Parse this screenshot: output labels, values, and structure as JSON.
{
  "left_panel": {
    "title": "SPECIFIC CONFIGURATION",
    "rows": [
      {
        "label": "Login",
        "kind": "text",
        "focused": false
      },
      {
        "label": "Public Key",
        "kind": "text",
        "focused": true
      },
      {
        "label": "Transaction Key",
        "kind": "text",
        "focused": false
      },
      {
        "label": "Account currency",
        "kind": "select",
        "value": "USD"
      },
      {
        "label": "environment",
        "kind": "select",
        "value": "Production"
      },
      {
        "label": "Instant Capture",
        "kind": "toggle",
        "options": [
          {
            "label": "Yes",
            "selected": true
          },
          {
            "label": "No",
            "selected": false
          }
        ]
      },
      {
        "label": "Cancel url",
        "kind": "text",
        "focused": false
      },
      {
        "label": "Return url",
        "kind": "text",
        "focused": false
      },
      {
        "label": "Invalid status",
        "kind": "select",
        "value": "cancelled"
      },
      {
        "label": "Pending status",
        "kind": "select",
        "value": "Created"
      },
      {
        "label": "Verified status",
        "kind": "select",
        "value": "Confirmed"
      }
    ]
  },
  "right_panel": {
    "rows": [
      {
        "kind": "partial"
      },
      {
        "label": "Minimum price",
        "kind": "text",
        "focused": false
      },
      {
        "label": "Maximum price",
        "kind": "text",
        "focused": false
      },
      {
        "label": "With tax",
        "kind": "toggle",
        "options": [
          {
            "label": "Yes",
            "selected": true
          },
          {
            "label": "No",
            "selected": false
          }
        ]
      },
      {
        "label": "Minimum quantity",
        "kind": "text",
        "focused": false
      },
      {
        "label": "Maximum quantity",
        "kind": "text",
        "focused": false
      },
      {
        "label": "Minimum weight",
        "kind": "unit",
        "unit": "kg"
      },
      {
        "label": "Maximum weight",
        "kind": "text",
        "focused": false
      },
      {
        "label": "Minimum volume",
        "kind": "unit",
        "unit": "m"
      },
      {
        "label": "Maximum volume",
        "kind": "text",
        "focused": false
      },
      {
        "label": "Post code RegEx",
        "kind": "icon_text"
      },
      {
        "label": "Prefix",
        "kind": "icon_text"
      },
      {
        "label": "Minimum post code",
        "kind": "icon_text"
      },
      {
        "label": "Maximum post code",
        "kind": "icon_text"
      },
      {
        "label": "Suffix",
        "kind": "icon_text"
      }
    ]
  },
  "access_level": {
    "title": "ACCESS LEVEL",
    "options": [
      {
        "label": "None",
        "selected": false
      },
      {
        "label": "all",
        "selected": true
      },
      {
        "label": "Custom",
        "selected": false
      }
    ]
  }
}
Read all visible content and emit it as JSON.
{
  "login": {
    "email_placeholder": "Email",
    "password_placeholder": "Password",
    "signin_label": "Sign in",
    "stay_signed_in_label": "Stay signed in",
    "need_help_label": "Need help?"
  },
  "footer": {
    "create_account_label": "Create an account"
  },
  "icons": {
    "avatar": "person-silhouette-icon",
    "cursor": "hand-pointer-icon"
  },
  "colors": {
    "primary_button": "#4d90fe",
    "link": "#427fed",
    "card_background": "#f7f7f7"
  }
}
+++
| WHAT YOU NEED TO DO |
Please output the complete data exactly.

| SOLUTION TO THIS TASK |
Parse this screenshot: output labels, values, and structure as JSON.
{
  "left_panel": {
    "title": "SPECIFIC CONFIGURATION",
    "rows": [
      {
        "label": "Login",
        "kind": "text",
        "focused": false
      },
      {
        "label": "Public Key",
        "kind": "text",
        "focused": true
      },
      {
        "label": "Transaction Key",
        "kind": "text",
        "focused": false
      },
      {
        "label": "Account currency",
        "kind": "select",
        "value": "USD"
      },
      {
        "label": "environment",
        "kind": "select",
        "value": "Production"
      },
      {
        "label": "Instant Capture",
        "kind": "toggle",
        "options": [
          {
            "label": "Yes",
            "selected": true
          },
          {
            "label": "No",
            "selected": false
          }
        ]
      },
      {
        "label": "Cancel url",
        "kind": "text",
        "focused": false
      },
      {
        "label": "Return url",
        "kind": "text",
        "focused": false
      },
      {
        "label": "Invalid status",
        "kind": "select",
        "value": "cancelled"
      },
      {
        "label": "Pending status",
        "kind": "select",
        "value": "Created"
      },
      {
        "label": "Verified status",
        "kind": "select",
        "value": "Confirmed"
      }
    ]
  },
  "right_panel": {
    "rows": [
      {
        "kind": "partial"
      },
      {
        "label": "Minimum price",
        "kind": "text",
        "focused": false
      },
      {
        "label": "Maximum price",
        "kind": "text",
        "focused": false
      },
      {
        "label": "With tax",
        "kind": "toggle",
        "options": [
          {
            "label": "Yes",
            "selected": true
          },
          {
            "label": "No",
            "selected": false
          }
        ]
      },
      {
        "label": "Minimum quantity",
        "kind": "text",
        "focused": false
      },
      {
        "label": "Maximum quantity",
        "kind": "text",
        "focused": false
      },
      {
        "label": "Minimum weight",
        "kind": "unit",
        "unit": "kg"
      },
      {
        "label": "Maximum weight",
        "kind": "text",
        "focused": false
      },
      {
        "label": "Minimum volume",
        "kind": "unit",
        "unit": "m"
      },
      {
        "label": "Maximum volume",
        "kind": "text",
        "focused": false
      },
      {
        "label": "Post code RegEx",
        "kind": "icon_text"
      },
      {
        "label": "Prefix",
        "kind": "icon_text"
      },
      {
        "label": "Minimum post code",
        "kind": "icon_text"
      },
      {
        "label": "Maximum post code",
        "kind": "icon_text"
      },
      {
        "label": "Suffix",
        "kind": "icon_text"
      }
    ]
  },
  "access_level": {
    "title": "ACCESS LEVEL",
    "options": [
      {
        "label": "None",
        "selected": false
      },
      {
        "label": "all",
        "selected": true
      },
      {
        "label": "Custom",
        "selected": false
      }
    ]
  }
}
Read all visible content and emit it as JSON.
{
  "login": {
    "email_placeholder": "Email",
    "password_placeholder": "Password",
    "signin_label": "Sign in",
    "stay_signed_in_label": "Stay signed in",
    "need_help_label": "Need help?"
  },
  "footer": {
    "create_account_label": "Create an account"
  },
  "icons": {
    "avatar": "person-silhouette-icon",
    "cursor": "hand-pointer-icon"
  },
  "colors": {
    "primary_button": "#4d90fe",
    "link": "#427fed",
    "card_background": "#f7f7f7"
  }
}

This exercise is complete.